== DIRECTIONS FOR THIS TASK ==
Determine how many lines of this material contain "还我彩礼钱". Give only the number.

(Source data)
>> start
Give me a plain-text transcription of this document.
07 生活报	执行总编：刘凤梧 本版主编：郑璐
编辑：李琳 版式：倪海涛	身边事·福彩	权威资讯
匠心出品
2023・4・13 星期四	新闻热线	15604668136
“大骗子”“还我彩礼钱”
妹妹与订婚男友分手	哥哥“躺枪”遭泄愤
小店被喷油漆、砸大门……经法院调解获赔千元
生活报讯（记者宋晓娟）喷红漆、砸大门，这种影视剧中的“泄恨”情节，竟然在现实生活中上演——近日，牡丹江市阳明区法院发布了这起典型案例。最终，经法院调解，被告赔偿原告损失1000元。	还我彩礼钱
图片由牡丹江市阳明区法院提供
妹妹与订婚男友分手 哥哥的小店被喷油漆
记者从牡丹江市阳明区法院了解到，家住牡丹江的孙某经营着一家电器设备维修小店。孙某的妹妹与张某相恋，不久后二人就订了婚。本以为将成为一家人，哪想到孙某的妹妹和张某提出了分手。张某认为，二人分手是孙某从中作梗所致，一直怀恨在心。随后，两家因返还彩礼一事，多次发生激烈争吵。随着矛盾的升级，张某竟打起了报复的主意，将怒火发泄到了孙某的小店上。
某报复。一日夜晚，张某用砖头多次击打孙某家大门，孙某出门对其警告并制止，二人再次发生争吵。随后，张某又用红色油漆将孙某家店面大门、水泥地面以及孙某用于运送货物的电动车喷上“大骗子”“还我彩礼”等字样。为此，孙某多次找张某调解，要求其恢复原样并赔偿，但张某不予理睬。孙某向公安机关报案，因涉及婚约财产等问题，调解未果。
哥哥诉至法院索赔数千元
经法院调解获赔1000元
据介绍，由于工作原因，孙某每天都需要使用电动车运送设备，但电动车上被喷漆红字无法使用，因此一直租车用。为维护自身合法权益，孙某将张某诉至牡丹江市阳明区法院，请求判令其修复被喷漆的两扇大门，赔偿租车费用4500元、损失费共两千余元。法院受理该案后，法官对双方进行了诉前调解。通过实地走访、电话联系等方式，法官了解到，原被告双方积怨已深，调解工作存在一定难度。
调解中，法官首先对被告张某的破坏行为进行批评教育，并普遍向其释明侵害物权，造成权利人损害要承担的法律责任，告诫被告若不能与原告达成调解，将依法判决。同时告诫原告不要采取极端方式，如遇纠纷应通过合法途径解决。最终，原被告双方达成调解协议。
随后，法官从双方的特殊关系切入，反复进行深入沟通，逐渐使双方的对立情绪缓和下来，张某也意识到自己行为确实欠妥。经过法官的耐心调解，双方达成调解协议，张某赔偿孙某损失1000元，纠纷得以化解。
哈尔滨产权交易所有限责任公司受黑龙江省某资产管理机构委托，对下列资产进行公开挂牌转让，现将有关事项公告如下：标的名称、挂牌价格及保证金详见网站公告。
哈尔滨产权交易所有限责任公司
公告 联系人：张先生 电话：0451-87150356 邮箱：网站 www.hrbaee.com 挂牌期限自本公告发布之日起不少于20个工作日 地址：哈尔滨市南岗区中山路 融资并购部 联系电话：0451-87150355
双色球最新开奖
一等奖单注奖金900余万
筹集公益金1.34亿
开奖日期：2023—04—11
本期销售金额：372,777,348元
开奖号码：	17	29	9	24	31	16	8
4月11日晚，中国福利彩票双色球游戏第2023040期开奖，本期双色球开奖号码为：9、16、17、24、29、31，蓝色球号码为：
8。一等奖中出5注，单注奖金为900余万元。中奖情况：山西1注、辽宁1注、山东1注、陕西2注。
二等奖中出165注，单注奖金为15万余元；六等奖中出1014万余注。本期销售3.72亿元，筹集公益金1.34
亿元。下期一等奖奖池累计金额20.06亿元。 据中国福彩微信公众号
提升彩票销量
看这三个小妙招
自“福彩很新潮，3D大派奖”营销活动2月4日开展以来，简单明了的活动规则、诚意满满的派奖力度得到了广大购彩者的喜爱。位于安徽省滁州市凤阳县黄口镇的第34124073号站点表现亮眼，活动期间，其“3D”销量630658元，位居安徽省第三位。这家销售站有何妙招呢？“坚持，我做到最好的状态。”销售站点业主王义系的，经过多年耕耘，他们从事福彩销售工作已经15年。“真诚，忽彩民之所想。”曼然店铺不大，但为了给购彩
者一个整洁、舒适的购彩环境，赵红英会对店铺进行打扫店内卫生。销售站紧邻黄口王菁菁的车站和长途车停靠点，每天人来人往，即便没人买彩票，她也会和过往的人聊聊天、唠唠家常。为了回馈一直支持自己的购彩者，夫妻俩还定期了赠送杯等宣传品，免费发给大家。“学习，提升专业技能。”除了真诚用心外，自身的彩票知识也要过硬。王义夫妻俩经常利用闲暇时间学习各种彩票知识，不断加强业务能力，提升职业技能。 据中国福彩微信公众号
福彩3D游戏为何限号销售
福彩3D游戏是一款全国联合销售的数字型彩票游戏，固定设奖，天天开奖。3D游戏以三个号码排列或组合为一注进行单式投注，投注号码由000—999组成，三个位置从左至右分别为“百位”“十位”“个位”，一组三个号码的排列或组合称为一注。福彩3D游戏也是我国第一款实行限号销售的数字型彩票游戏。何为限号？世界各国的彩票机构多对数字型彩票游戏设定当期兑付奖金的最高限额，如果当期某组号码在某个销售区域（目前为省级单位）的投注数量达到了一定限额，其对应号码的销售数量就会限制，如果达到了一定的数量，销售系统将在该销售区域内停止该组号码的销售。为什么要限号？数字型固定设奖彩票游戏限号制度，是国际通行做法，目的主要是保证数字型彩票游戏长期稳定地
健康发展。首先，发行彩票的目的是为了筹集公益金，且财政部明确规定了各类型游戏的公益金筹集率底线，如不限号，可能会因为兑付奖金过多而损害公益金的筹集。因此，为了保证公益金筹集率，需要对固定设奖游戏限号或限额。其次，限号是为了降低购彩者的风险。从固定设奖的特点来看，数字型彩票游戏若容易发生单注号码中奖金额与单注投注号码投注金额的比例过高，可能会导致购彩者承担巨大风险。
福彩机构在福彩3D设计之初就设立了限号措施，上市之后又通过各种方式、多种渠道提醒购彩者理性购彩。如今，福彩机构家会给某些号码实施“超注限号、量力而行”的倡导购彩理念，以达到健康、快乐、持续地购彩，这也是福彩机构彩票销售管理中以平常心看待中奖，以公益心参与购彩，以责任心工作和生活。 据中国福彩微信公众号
>> end
== CORRECT OUTPUT ==
2